Exercise aim:
Keep only the lines of the listing that include the word "CONSTRUCCIONES", and copy them.
__________________________________________________
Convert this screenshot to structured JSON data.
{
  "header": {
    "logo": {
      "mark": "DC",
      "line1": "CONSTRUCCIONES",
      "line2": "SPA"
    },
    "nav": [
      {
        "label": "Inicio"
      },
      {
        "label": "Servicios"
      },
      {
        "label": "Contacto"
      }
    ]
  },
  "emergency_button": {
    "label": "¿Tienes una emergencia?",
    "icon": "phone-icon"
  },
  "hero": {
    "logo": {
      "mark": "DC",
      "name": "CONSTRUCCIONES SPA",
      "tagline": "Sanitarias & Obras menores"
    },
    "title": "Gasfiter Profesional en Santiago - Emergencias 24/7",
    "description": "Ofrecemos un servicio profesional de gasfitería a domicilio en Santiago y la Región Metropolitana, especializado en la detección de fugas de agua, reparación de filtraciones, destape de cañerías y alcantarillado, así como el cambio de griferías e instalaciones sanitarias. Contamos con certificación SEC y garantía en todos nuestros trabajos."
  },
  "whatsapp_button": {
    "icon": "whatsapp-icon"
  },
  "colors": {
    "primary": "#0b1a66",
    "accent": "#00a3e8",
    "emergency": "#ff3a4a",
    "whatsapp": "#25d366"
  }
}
__________________________________________________
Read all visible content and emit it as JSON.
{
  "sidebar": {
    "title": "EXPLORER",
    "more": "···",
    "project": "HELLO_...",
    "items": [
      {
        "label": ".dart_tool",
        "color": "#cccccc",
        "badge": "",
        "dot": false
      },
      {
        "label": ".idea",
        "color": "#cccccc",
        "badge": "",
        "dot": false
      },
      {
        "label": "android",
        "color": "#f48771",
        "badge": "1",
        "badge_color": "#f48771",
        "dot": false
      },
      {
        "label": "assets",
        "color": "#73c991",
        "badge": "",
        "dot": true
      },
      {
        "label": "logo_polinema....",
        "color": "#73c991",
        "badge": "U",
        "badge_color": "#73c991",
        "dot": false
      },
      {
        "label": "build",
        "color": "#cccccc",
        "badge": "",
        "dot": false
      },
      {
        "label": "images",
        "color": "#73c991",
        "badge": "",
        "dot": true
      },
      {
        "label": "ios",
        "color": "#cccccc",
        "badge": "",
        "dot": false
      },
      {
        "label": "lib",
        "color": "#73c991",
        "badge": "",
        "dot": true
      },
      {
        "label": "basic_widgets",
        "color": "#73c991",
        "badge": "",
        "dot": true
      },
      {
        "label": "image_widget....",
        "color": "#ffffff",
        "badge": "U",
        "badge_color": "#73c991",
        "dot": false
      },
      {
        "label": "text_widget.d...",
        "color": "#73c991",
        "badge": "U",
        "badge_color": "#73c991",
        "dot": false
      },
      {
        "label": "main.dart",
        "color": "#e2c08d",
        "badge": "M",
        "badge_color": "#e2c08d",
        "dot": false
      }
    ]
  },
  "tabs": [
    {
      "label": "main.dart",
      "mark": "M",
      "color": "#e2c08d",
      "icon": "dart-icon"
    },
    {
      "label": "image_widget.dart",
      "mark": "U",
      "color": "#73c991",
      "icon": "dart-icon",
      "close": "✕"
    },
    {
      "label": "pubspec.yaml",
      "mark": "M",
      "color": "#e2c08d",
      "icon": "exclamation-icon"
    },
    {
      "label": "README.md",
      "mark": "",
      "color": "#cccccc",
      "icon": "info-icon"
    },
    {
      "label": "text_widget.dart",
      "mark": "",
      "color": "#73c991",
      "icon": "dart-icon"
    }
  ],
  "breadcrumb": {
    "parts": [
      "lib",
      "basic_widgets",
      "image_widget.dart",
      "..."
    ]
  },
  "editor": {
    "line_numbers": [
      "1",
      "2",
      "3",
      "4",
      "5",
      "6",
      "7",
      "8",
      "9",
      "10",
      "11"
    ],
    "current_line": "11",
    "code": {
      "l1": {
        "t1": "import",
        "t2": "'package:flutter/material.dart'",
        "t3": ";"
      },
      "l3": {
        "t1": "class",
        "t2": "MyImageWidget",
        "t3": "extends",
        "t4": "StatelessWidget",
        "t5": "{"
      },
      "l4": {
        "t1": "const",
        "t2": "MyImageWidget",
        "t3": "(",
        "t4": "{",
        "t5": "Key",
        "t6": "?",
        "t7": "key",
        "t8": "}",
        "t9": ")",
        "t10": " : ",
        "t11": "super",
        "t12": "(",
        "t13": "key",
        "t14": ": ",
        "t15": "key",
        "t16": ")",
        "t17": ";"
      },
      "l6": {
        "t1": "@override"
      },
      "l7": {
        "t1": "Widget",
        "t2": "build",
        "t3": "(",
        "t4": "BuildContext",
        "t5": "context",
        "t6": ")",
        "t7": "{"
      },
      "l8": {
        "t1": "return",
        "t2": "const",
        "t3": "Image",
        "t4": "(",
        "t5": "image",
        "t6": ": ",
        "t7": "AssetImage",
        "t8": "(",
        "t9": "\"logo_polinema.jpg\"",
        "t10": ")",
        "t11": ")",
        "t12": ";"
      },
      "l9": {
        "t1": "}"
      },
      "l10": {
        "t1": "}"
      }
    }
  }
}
__________________________________________________
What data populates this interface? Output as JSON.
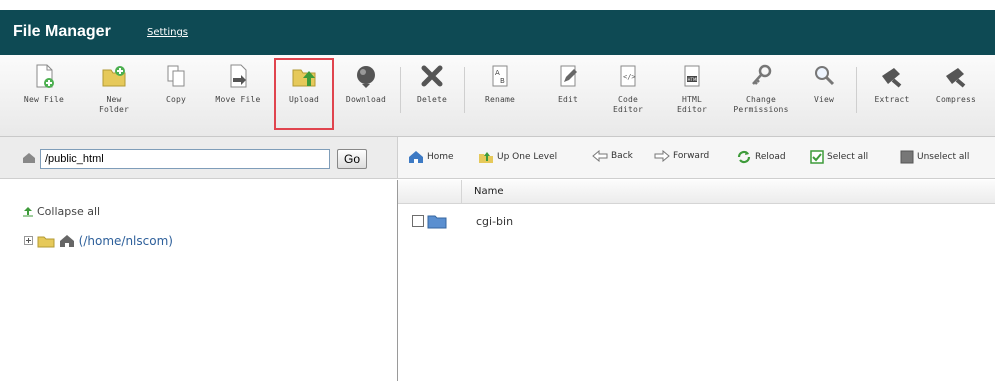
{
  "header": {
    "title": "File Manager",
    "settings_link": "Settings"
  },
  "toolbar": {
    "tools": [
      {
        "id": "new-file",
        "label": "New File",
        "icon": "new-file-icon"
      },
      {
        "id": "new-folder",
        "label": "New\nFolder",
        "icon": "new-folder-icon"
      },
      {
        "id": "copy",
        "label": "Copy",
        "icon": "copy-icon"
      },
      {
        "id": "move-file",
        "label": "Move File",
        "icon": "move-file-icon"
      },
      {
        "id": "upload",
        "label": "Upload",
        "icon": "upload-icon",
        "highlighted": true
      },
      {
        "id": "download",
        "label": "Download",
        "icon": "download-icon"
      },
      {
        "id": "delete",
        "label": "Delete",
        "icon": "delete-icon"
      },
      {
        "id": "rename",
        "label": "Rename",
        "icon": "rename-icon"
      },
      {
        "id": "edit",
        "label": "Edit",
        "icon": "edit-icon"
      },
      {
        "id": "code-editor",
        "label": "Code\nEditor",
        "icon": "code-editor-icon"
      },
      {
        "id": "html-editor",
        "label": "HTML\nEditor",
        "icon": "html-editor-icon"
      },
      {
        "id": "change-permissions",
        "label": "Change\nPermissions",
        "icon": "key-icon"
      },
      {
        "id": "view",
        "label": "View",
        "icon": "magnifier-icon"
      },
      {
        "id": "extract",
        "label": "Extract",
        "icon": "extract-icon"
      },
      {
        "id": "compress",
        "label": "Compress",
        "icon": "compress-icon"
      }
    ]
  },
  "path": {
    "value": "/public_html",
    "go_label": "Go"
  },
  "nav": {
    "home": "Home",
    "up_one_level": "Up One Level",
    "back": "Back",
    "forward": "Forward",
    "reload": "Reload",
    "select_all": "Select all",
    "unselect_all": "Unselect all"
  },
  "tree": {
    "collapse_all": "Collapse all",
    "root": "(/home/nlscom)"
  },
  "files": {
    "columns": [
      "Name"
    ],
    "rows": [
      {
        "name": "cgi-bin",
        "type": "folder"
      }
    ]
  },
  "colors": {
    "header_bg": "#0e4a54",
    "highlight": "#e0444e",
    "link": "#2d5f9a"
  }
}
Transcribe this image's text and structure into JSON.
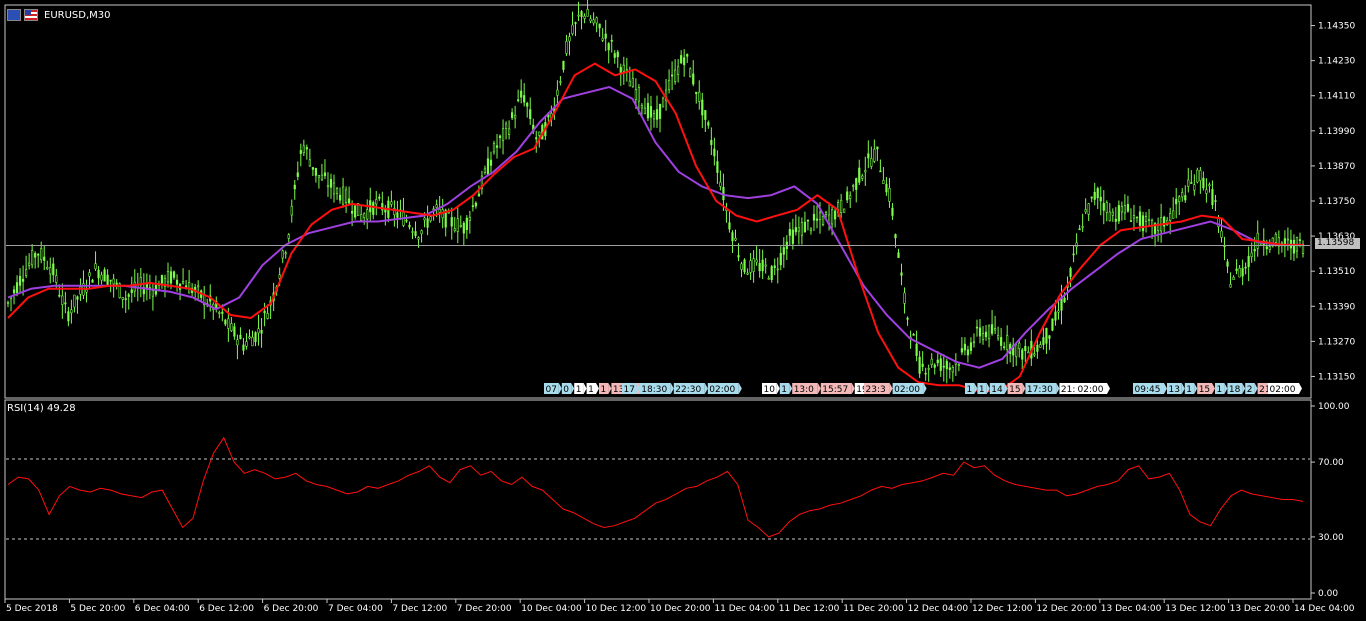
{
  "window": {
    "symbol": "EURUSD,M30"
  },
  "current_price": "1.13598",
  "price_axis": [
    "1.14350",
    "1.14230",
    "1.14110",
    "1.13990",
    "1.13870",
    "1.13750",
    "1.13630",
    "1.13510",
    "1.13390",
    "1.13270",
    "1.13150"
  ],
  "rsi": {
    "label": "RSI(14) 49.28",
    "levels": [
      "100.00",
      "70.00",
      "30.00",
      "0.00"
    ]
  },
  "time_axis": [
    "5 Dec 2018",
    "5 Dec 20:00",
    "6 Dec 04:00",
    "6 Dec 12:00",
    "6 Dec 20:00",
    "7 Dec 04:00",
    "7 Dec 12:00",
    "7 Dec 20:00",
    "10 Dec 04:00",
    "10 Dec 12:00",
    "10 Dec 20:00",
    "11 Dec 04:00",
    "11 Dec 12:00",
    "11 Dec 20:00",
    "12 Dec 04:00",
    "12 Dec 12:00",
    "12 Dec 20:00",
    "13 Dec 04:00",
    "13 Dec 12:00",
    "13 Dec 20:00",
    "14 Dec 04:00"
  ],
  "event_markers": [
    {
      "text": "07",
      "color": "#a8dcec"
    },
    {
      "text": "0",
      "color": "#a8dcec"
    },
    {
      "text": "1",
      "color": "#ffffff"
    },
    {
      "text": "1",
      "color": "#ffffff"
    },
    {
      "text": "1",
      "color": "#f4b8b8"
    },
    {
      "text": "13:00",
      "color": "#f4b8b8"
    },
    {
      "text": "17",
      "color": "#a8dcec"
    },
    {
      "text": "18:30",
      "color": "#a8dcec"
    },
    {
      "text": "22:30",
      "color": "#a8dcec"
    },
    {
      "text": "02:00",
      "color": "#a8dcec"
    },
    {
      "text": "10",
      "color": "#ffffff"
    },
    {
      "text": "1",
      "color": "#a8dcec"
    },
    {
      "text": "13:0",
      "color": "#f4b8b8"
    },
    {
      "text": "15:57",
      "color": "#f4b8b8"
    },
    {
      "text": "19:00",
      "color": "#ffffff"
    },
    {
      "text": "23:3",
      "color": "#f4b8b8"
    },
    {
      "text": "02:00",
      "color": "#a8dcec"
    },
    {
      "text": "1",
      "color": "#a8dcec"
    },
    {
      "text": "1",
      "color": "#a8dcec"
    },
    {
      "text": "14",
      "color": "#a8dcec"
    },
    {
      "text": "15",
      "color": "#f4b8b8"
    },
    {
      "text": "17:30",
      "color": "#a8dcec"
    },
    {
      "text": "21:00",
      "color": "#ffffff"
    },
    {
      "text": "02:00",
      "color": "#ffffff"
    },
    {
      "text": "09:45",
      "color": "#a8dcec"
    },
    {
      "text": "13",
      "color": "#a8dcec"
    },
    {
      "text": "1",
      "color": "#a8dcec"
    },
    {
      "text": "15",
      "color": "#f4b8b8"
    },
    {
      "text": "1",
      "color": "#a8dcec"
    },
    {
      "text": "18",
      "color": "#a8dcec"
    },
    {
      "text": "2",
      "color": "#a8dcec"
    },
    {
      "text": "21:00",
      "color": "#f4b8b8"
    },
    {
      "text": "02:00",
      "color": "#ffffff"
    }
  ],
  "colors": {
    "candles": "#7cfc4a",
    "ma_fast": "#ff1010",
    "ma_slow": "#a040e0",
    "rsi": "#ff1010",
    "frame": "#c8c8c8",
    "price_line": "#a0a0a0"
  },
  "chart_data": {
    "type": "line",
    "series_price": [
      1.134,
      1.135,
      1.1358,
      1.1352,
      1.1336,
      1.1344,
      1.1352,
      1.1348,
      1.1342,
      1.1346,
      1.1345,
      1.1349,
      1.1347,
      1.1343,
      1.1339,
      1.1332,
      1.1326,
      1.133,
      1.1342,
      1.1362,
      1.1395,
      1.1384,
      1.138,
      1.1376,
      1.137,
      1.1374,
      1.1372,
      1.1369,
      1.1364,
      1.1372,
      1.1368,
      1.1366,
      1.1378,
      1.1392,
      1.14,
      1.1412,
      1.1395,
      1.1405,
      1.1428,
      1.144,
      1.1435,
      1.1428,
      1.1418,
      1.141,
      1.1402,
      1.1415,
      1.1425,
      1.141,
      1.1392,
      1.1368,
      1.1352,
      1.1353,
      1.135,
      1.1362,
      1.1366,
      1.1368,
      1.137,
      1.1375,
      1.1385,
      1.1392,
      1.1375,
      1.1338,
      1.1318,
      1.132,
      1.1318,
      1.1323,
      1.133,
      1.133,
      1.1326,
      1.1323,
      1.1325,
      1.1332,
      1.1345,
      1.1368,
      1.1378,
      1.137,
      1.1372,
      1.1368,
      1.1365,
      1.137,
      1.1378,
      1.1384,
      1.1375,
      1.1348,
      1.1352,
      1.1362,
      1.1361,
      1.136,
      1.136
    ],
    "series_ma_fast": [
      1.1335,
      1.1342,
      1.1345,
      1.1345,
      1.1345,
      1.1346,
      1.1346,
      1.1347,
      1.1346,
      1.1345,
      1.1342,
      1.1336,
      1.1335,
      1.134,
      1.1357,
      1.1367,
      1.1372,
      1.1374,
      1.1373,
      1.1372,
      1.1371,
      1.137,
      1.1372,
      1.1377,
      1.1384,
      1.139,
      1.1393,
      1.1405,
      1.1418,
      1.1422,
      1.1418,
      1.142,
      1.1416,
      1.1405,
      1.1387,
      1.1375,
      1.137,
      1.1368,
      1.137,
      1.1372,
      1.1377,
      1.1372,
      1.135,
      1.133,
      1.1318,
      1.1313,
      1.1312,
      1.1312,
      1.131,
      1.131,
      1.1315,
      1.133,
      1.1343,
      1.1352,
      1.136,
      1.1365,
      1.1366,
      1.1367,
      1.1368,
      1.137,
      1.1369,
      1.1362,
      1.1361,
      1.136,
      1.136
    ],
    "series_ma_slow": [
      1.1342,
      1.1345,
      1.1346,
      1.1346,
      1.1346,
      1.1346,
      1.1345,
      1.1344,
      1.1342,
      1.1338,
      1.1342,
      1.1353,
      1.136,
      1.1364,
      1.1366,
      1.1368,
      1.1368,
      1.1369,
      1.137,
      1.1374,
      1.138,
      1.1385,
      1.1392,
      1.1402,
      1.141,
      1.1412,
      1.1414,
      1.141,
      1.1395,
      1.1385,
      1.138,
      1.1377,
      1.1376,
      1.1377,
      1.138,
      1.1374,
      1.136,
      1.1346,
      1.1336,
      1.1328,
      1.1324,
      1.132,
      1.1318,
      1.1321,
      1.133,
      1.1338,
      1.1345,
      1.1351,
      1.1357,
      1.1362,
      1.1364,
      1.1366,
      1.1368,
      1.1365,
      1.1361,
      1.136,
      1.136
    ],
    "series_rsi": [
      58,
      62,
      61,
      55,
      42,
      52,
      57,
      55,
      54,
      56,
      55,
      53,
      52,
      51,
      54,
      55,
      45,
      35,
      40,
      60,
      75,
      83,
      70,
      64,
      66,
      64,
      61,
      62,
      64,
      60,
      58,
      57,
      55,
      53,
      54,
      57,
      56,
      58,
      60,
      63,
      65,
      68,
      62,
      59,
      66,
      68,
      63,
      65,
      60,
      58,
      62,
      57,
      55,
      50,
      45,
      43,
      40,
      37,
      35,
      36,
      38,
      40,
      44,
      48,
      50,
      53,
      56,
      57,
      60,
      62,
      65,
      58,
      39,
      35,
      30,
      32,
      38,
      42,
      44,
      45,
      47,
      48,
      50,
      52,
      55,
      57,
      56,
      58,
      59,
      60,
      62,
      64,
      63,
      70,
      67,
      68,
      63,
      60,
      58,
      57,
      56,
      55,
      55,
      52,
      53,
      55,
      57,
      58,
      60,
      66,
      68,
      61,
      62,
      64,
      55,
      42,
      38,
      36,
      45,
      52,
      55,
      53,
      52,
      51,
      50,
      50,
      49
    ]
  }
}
__________________________________________________
Full response:
      "line1": "CONSTRUCCIONES",
      "name": "CONSTRUCCIONES SPA",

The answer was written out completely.